• **Instruction**: Rewrite all of the data below with every "x-tick-label" changed to "x-tick-text" and nothing else altered. Leave the pictures out.

• **Supplied information**:
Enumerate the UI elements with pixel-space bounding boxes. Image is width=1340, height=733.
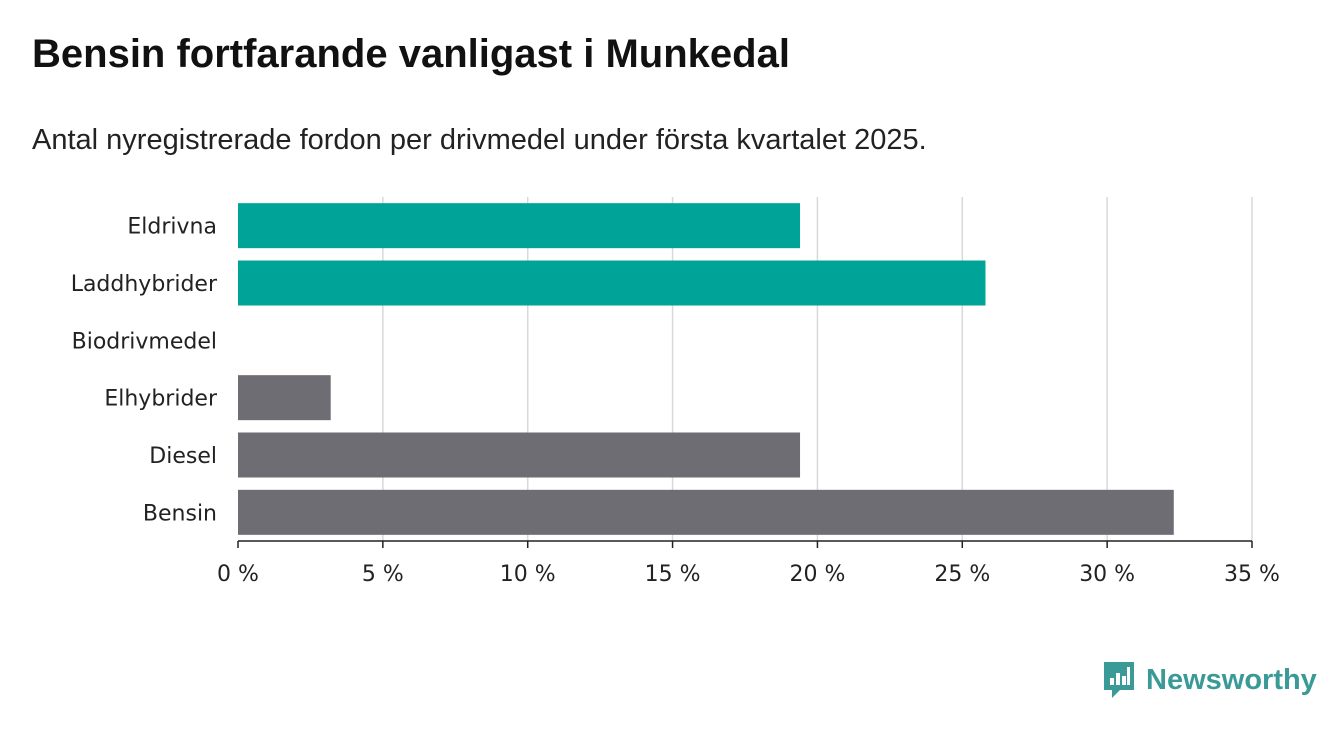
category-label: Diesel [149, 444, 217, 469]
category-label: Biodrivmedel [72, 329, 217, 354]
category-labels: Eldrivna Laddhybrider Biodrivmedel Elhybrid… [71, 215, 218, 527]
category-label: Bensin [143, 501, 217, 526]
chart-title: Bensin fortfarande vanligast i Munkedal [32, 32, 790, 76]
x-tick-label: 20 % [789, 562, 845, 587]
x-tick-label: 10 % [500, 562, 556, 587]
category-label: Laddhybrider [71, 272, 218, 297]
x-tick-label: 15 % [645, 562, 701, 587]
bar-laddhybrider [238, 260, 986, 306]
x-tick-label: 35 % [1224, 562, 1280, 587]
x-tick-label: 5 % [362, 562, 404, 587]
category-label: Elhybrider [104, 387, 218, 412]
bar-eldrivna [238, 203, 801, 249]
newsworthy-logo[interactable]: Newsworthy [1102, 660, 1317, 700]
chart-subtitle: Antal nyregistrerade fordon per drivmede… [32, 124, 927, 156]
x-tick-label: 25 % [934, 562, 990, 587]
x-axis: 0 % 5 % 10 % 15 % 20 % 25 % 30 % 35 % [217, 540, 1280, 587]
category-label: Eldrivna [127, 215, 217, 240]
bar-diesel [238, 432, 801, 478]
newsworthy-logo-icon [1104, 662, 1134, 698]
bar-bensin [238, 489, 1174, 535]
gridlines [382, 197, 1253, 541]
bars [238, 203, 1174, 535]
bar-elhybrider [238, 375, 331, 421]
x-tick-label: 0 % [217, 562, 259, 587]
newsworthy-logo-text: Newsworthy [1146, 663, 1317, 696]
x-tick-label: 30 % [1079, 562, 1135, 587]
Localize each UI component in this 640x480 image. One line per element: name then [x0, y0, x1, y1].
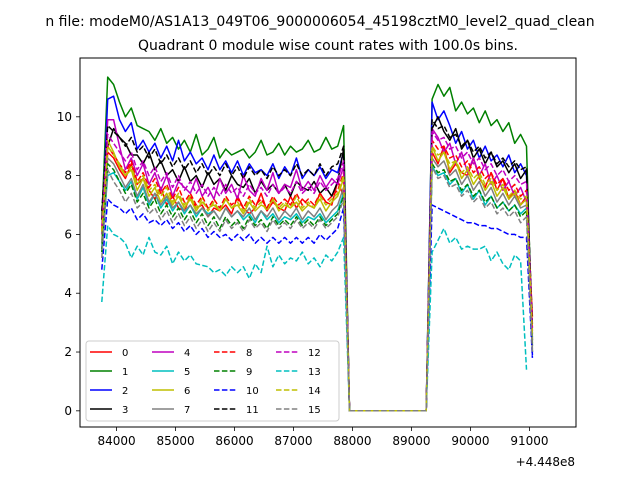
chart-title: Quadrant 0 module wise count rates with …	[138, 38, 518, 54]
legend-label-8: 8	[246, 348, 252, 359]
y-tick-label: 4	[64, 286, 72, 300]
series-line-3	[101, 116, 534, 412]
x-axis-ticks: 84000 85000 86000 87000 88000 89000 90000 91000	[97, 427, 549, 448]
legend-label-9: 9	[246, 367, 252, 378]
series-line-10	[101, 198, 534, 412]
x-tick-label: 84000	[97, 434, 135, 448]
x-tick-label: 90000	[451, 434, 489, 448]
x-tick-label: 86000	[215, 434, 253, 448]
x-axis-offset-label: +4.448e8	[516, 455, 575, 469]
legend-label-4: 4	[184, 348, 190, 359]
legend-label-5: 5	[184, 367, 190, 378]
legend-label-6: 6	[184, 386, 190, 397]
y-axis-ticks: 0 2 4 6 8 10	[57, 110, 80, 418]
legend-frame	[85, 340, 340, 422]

• **Result of this task**:
Enumerate the UI elements with pixel-space bounding boxes. Image is width=1340, height=733.
category-label: Diesel [149, 444, 217, 469]
category-label: Biodrivmedel [72, 329, 217, 354]
category-labels: Eldrivna Laddhybrider Biodrivmedel Elhybrid… [71, 215, 218, 527]
category-label: Bensin [143, 501, 217, 526]
chart-title: Bensin fortfarande vanligast i Munkedal [32, 32, 790, 76]
x-tick-text: 20 % [789, 562, 845, 587]
x-tick-text: 10 % [500, 562, 556, 587]
category-label: Laddhybrider [71, 272, 218, 297]
x-tick-text: 15 % [645, 562, 701, 587]
bar-laddhybrider [238, 260, 986, 306]
x-tick-text: 35 % [1224, 562, 1280, 587]
x-tick-text: 5 % [362, 562, 404, 587]
category-label: Elhybrider [104, 387, 218, 412]
bar-eldrivna [238, 203, 801, 249]
newsworthy-logo[interactable]: Newsworthy [1102, 660, 1317, 700]
chart-subtitle: Antal nyregistrerade fordon per drivmede… [32, 124, 927, 156]
x-tick-text: 25 % [934, 562, 990, 587]
x-axis: 0 % 5 % 10 % 15 % 20 % 25 % 30 % 35 % [217, 540, 1280, 587]
category-label: Eldrivna [127, 215, 217, 240]
bar-diesel [238, 432, 801, 478]
newsworthy-logo-icon [1104, 662, 1134, 698]
bar-bensin [238, 489, 1174, 535]
gridlines [382, 197, 1253, 541]
bars [238, 203, 1174, 535]
bar-elhybrider [238, 375, 331, 421]
x-tick-text: 0 % [217, 562, 259, 587]
newsworthy-logo-text: Newsworthy [1146, 663, 1317, 696]
x-tick-text: 30 % [1079, 562, 1135, 587]
Localize each UI component in this 640x480 image. One line per element: name then [x0, y0, x1, y1].
chart-title: Quadrant 0 module wise count rates with …	[138, 38, 518, 54]
legend-label-8: 8	[246, 348, 252, 359]
y-tick-label: 4	[64, 286, 72, 300]
series-line-3	[101, 116, 534, 412]
x-axis-ticks: 84000 85000 86000 87000 88000 89000 90000 91000	[97, 427, 549, 448]
legend-label-9: 9	[246, 367, 252, 378]
series-line-10	[101, 198, 534, 412]
x-tick-text: 84000	[97, 434, 135, 448]
x-tick-text: 90000	[451, 434, 489, 448]
x-tick-text: 86000	[215, 434, 253, 448]
x-axis-offset-label: +4.448e8	[516, 455, 575, 469]
legend-label-4: 4	[184, 348, 190, 359]
legend-label-5: 5	[184, 367, 190, 378]
legend-label-6: 6	[184, 386, 190, 397]
y-axis-ticks: 0 2 4 6 8 10	[57, 110, 80, 418]
legend-frame	[85, 340, 340, 422]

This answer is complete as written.